What you should do: Using the entries that follow, state how many lines contain the word "over". The response is that number and nothing more.

Stored records:
* Begin *

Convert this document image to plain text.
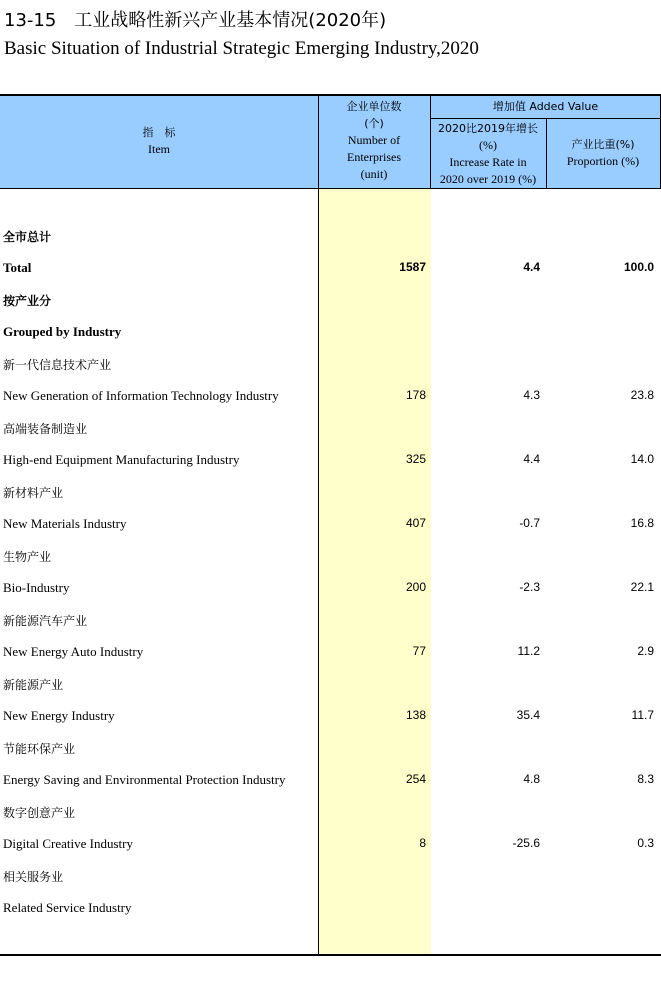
13-15　工业战略性新兴产业基本情况(2020年)
Basic Situation of Industrial Strategic Emerging Industry,2020
指　标
Item
企业单位数
(个)
Number of
Enterprises
(unit)
增加值 Added Value
2020比2019年增长
(%)
Increase Rate in
2020 over 2019 (%)
产业比重(%)
Proportion (%)
全市总计
Total	1587	4.4	100.0
按产业分
Grouped by Industry
新一代信息技术产业
New Generation of Information Technology Industry	178	4.3	23.8
高端装备制造业
High-end Equipment Manufacturing Industry	325	4.4	14.0
新材料产业
New Materials Industry	407	-0.7	16.8
生物产业
Bio-Industry	200	-2.3	22.1
新能源汽车产业
New Energy Auto Industry	77	11.2	2.9
新能源产业
New Energy Industry	138	35.4	11.7
节能环保产业
Energy Saving and Environmental Protection Industry	254	4.8	8.3
数字创意产业
Digital Creative Industry	8	-25.6	0.3
相关服务业
Related Service Industry
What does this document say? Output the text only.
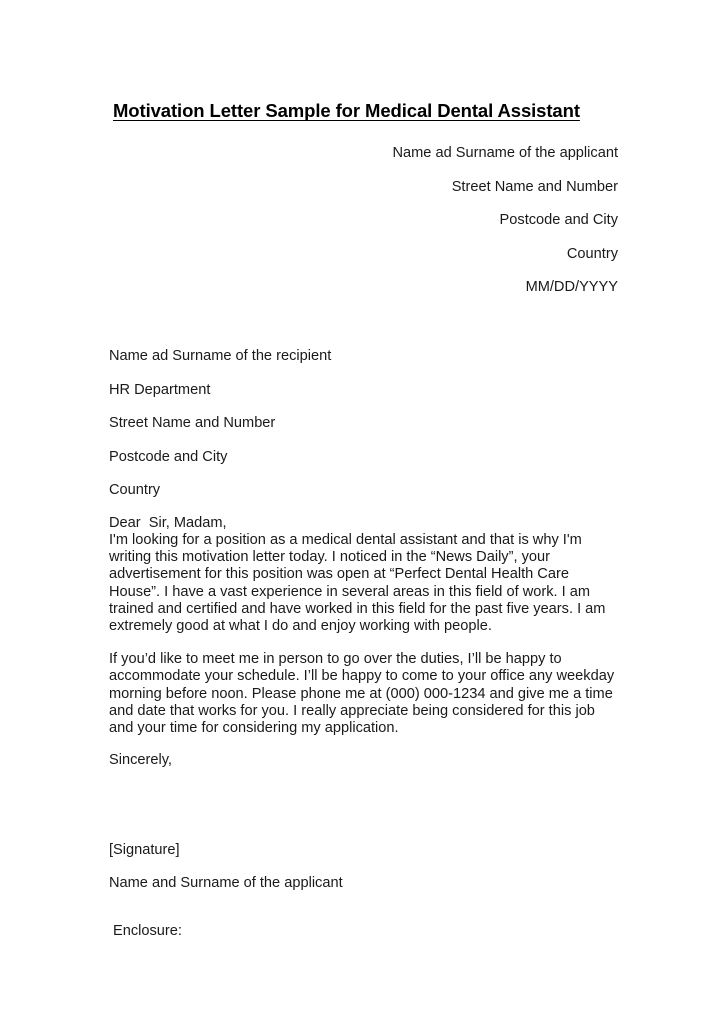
Motivation Letter Sample for Medical Dental Assistant

Name ad Surname of the applicant

Street Name and Number

Postcode and City

Country

MM/DD/YYYY

Name ad Surname of the recipient

HR Department

Street Name and Number

Postcode and City

Country

Dear  Sir, Madam,

I'm looking for a position as a medical dental assistant and that is why I'm writing this motivation letter today. I noticed in the “News Daily”, your advertisement for this position was open at “Perfect Dental Health Care House”. I have a vast experience in several areas in this field of work. I am trained and certified and have worked in this field for the past five years. I am extremely good at what I do and enjoy working with people.

If you’d like to meet me in person to go over the duties, I’ll be happy to accommodate your schedule. I’ll be happy to come to your office any weekday morning before noon. Please phone me at (000) 000-1234 and give me a time and date that works for you. I really appreciate being considered for this job and your time for considering my application.

Sincerely,

[Signature]

Name and Surname of the applicant

Enclosure:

* End *

Output for this task: 2